■ Information provided
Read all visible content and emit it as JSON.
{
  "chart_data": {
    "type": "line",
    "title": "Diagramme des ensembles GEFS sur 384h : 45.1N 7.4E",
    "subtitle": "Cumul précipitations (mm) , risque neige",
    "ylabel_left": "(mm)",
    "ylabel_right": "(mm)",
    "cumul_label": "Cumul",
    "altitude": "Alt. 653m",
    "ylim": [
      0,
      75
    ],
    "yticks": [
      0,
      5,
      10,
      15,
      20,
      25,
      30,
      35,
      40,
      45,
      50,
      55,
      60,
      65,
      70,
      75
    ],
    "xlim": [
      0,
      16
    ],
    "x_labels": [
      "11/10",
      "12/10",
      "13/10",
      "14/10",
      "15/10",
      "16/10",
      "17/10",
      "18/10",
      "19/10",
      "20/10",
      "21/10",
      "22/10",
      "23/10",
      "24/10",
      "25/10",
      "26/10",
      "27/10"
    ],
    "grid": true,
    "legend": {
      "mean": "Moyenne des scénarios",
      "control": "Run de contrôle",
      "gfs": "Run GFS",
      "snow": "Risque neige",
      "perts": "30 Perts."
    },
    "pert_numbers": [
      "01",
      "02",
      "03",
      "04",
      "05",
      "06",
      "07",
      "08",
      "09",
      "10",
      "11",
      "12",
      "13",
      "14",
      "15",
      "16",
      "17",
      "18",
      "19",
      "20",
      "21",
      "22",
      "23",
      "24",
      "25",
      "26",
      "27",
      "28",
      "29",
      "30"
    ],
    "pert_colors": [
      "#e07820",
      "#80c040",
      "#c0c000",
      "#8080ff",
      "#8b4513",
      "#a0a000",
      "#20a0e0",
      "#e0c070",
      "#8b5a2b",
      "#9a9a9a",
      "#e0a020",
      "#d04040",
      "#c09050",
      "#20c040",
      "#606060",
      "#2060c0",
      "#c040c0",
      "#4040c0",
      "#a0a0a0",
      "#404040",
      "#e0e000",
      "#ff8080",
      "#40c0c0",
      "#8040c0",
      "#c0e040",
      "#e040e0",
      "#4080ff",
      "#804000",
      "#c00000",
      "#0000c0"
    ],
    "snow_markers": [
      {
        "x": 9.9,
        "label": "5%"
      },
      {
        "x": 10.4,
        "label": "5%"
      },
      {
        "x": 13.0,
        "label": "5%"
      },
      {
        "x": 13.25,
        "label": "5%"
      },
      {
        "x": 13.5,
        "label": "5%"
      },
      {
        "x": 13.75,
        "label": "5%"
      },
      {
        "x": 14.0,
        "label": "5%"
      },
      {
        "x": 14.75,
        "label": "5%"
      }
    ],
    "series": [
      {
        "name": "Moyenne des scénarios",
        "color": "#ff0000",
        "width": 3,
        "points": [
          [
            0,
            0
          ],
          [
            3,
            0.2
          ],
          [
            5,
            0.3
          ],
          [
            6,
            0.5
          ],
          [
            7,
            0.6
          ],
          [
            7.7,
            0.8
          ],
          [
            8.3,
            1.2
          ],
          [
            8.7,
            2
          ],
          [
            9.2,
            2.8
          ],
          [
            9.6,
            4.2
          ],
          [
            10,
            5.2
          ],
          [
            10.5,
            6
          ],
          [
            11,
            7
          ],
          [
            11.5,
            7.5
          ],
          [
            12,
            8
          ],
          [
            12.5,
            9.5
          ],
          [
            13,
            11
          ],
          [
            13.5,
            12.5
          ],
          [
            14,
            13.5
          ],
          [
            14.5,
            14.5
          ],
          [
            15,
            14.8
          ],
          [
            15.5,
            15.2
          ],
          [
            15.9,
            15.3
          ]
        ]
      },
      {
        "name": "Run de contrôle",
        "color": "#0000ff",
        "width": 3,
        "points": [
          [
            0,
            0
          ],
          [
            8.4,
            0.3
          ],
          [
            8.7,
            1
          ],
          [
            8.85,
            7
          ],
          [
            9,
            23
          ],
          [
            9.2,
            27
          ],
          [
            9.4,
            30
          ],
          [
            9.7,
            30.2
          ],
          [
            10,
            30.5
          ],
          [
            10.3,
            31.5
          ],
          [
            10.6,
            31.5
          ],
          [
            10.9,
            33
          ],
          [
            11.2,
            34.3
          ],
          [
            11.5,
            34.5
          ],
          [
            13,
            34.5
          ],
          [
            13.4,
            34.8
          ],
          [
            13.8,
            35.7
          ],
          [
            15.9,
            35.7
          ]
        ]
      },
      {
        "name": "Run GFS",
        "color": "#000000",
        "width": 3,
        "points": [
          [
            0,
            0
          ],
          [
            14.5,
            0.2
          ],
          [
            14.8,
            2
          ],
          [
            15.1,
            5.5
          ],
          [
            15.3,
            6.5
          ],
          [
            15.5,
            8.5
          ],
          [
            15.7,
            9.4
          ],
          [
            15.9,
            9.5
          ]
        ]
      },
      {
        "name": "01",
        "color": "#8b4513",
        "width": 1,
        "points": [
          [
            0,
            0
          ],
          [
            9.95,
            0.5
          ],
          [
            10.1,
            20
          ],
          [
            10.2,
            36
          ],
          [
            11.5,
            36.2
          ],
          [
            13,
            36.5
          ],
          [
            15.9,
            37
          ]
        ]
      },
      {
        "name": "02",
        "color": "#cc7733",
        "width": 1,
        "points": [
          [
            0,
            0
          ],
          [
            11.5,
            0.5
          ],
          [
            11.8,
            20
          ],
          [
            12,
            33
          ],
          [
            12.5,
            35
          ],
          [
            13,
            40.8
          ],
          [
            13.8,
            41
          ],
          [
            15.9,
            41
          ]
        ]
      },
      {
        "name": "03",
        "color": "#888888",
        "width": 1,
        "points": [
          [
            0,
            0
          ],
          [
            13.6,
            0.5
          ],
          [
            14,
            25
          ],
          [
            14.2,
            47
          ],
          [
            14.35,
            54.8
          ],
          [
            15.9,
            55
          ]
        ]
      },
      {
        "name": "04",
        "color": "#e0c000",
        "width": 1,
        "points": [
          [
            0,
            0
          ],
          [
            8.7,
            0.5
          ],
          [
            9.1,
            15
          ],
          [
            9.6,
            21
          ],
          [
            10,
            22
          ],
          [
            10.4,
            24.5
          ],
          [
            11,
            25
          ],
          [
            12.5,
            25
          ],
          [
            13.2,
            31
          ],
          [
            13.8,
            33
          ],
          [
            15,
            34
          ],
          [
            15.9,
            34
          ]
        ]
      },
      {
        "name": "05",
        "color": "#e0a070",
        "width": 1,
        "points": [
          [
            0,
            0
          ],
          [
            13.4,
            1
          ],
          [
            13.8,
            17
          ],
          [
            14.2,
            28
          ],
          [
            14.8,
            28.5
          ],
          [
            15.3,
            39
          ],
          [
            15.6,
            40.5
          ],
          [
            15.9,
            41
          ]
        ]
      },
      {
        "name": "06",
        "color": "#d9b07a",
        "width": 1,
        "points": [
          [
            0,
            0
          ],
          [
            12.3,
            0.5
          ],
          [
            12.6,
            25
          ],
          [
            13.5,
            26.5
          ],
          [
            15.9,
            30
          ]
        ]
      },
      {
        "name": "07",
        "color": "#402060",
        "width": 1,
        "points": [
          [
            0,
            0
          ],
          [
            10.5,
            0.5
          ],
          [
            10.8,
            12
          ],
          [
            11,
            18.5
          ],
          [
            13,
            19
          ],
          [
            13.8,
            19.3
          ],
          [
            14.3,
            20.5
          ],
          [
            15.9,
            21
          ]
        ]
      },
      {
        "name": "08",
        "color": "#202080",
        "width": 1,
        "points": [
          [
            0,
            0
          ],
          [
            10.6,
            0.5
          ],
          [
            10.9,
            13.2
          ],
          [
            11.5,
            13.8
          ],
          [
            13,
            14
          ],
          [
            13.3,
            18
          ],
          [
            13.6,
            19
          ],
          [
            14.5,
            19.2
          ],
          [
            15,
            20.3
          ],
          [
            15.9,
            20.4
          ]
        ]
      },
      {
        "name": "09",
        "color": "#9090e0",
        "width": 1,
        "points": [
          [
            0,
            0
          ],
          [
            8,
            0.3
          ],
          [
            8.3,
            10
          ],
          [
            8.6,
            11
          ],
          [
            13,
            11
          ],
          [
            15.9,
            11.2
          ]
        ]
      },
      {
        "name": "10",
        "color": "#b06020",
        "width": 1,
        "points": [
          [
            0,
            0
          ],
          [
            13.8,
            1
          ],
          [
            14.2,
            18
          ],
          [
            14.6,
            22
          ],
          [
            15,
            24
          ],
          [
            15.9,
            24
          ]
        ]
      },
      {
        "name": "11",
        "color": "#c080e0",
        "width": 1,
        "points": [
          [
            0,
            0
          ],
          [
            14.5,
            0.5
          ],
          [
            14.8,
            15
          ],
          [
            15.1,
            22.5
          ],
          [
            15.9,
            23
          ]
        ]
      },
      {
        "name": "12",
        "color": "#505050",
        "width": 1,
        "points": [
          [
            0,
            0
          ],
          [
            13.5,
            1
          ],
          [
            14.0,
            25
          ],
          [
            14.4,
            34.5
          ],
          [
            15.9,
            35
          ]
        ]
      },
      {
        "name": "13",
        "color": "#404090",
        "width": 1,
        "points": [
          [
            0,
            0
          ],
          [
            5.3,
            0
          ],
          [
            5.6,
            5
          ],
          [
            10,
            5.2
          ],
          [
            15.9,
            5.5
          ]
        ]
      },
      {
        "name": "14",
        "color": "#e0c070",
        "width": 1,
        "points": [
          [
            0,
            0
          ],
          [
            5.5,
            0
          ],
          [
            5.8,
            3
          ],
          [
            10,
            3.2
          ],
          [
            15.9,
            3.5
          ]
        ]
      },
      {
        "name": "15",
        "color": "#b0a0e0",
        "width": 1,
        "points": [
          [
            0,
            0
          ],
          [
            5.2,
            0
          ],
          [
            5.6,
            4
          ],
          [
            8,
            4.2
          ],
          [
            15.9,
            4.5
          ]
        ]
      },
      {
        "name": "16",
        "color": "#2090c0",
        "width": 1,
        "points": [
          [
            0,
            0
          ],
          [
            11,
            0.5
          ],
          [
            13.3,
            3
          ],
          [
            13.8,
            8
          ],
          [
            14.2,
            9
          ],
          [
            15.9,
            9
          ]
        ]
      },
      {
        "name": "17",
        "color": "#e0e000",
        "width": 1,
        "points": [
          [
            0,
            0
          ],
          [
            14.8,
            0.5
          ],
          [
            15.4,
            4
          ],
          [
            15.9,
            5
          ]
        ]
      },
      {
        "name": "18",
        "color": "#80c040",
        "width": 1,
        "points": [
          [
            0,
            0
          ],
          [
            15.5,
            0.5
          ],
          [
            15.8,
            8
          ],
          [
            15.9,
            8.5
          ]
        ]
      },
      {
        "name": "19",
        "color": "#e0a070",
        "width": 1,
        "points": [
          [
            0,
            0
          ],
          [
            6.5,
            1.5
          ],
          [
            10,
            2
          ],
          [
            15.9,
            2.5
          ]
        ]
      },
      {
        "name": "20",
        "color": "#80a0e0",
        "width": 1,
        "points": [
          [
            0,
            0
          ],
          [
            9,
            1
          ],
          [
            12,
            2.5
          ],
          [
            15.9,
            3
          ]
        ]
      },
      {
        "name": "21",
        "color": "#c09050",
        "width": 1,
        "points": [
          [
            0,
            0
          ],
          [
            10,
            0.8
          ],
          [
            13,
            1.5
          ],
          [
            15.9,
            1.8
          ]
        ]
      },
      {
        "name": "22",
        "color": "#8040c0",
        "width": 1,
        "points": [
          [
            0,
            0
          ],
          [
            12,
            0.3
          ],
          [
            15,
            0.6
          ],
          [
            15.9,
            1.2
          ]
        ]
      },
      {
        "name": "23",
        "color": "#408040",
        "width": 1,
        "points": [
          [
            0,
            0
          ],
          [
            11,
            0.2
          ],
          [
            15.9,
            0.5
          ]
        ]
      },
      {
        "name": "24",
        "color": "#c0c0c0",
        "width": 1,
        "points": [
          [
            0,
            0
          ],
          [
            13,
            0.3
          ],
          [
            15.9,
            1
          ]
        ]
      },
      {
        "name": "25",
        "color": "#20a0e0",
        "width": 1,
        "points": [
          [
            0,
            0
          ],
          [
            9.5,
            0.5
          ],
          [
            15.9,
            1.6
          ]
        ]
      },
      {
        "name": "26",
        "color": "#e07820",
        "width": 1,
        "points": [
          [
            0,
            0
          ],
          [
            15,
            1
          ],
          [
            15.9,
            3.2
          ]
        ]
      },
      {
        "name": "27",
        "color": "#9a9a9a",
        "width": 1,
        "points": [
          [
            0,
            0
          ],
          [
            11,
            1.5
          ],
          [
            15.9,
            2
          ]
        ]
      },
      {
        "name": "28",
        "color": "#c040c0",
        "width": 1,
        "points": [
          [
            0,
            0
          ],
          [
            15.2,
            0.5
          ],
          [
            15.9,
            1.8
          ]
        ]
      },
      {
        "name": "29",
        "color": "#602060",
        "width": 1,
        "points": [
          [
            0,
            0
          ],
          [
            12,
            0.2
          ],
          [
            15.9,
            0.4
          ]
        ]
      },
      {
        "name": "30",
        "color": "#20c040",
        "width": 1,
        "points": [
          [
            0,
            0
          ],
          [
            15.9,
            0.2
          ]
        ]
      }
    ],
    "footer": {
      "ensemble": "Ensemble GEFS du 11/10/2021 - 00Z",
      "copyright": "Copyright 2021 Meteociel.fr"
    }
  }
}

■ Challenge
From the entries above, extract every line where the word "contrôle" appears.

■ Finished answer
      "control": "Run de contrôle",
        "name": "Run de contrôle",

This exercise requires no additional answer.